**Raw records**
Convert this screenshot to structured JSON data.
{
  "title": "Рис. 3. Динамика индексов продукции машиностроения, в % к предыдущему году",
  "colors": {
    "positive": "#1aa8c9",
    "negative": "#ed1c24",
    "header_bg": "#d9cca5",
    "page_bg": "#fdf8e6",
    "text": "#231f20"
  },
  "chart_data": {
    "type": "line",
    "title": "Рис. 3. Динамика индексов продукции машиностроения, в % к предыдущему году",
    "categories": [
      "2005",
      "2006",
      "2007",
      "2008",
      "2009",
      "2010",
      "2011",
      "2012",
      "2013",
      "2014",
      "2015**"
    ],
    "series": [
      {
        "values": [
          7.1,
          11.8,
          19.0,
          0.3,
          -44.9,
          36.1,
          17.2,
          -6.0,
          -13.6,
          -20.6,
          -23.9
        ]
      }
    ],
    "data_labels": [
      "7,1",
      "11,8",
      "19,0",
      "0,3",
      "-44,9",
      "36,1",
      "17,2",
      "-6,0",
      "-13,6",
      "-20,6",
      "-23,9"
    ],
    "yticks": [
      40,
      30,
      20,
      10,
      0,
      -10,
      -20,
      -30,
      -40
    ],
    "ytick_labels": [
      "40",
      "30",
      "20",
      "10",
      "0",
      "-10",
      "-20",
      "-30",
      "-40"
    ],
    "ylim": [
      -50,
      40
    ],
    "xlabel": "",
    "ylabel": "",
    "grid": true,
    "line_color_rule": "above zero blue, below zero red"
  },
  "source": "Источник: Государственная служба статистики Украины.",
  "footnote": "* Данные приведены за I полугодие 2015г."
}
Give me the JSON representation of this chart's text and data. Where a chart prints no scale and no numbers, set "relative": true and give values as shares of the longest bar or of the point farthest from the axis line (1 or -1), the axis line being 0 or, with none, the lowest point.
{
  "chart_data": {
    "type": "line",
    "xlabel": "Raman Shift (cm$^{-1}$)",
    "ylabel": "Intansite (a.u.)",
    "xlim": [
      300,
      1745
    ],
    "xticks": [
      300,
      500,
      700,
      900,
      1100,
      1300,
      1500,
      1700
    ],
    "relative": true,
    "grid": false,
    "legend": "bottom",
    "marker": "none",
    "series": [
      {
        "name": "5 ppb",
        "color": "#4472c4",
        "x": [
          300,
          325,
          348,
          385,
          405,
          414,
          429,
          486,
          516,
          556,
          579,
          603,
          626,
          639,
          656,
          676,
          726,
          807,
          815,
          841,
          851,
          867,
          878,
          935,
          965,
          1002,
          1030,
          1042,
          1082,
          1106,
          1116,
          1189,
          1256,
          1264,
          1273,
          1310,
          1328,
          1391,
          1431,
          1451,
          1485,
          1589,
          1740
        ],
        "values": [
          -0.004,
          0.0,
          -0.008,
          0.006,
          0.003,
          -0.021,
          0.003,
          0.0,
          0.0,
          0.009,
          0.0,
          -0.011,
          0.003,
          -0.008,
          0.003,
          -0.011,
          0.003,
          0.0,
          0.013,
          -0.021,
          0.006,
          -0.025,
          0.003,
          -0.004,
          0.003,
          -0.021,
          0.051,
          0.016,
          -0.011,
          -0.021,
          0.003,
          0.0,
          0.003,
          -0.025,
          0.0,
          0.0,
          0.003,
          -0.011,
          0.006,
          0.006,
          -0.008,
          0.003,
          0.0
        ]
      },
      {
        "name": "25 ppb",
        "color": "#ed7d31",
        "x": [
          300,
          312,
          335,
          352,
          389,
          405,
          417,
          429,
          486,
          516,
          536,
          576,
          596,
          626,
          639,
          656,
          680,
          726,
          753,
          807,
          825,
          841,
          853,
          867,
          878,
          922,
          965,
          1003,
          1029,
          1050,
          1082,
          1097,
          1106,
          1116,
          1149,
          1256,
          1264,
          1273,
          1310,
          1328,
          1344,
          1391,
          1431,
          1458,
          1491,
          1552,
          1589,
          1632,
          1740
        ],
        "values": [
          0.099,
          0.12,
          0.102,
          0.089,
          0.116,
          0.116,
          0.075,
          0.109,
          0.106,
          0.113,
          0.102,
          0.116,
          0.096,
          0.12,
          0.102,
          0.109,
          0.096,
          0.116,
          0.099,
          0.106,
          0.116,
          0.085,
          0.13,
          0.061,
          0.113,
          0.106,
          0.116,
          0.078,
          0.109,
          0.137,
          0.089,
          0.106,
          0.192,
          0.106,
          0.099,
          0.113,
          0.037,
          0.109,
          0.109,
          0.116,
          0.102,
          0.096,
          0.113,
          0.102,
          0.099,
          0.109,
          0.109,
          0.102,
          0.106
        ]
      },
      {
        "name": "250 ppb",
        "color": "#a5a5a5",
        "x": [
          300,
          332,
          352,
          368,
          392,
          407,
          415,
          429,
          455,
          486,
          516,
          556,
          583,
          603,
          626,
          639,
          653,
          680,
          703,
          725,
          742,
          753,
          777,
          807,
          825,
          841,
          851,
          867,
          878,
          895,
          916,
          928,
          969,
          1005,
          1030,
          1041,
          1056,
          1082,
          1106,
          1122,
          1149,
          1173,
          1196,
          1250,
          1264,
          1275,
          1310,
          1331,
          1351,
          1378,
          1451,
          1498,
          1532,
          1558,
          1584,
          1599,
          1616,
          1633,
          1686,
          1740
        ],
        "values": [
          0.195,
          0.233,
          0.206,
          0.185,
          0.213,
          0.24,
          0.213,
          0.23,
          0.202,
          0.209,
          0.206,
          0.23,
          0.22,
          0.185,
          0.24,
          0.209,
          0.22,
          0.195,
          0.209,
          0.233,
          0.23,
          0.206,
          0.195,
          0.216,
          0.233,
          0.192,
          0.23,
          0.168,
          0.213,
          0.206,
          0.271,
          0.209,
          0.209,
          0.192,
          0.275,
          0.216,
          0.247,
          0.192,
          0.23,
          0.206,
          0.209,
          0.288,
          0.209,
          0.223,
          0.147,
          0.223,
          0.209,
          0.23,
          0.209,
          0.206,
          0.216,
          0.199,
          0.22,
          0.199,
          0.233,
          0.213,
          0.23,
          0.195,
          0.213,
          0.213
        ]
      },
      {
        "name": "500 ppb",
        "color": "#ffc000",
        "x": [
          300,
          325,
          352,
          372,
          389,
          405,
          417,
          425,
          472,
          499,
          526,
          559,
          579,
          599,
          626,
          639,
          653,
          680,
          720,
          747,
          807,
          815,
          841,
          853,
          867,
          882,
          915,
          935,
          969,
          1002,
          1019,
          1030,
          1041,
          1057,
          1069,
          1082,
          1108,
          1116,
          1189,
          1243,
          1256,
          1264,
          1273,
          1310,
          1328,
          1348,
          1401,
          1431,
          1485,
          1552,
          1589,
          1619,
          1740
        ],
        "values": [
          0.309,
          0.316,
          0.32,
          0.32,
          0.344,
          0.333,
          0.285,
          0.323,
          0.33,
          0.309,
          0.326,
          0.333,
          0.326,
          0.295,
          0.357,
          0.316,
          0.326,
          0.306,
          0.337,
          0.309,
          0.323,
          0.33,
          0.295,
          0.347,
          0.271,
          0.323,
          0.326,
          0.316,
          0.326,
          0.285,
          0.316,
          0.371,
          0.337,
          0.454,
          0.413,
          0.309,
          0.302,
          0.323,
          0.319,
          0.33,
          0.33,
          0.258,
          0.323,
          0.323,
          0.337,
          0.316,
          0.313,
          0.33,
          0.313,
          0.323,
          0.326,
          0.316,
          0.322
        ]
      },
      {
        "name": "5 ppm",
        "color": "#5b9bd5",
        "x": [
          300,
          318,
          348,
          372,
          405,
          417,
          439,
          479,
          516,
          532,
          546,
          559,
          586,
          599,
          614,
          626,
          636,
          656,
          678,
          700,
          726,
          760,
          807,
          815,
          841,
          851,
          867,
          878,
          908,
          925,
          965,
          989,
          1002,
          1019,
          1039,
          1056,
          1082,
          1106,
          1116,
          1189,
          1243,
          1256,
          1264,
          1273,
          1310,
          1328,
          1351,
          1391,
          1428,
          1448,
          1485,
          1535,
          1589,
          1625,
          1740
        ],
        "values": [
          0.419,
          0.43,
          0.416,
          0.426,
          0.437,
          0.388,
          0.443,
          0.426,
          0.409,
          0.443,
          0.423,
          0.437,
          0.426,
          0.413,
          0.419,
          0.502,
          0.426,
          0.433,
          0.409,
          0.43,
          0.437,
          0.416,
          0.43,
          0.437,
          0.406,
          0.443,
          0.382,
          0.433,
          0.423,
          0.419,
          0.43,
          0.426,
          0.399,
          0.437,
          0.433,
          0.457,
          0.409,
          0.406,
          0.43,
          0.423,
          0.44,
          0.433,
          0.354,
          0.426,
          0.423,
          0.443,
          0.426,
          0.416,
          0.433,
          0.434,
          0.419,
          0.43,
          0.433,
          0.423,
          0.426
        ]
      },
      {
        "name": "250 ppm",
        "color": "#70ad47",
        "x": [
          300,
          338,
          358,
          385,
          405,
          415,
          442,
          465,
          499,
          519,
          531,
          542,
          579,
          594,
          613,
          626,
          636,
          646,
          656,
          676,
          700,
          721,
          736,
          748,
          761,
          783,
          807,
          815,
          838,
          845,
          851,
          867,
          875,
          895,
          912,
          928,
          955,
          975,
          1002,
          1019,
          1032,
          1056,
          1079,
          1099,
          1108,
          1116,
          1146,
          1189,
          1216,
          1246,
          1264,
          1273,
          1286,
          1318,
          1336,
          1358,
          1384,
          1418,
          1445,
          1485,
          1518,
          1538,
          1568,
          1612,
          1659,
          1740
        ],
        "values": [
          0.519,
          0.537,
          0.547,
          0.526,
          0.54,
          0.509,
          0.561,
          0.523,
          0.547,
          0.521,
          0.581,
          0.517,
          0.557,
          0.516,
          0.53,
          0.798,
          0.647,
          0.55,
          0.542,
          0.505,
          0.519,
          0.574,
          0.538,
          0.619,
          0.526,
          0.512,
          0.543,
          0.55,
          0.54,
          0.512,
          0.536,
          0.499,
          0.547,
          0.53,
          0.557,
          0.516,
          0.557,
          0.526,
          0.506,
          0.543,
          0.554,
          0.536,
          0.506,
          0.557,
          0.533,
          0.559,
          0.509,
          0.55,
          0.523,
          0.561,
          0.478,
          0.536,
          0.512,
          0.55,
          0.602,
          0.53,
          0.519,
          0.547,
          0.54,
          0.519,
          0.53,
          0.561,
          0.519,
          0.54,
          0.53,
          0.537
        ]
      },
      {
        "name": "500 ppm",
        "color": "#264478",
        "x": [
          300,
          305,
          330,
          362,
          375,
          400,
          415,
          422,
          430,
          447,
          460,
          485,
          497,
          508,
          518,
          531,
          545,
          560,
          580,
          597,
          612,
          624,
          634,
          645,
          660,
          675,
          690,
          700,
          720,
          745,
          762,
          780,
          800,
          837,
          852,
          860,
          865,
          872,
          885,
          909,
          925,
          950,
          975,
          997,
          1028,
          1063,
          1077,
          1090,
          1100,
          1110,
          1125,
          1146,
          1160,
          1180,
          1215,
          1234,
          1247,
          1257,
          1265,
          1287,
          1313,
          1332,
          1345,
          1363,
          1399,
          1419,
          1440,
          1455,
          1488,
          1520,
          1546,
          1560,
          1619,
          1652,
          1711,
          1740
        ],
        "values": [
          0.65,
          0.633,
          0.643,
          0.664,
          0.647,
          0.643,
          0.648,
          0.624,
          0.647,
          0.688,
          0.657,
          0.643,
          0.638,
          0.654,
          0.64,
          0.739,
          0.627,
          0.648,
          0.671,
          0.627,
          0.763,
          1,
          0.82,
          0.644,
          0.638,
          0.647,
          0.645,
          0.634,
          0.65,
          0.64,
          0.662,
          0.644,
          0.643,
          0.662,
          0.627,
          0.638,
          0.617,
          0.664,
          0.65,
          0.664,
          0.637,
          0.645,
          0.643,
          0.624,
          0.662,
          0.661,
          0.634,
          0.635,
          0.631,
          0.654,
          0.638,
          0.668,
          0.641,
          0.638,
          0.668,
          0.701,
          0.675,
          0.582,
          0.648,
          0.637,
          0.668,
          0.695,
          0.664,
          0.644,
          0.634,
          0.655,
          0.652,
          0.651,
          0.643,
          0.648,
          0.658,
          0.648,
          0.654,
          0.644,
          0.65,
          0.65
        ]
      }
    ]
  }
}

**What to work on**
Write out each line of the data that holds the string "продукции".

**Written solution**
  "title": "Рис. 3. Динамика индексов продукции машиностроения, в % к предыдущему году",
    "title": "Рис. 3. Динамика индексов продукции машиностроения, в % к предыдущему году",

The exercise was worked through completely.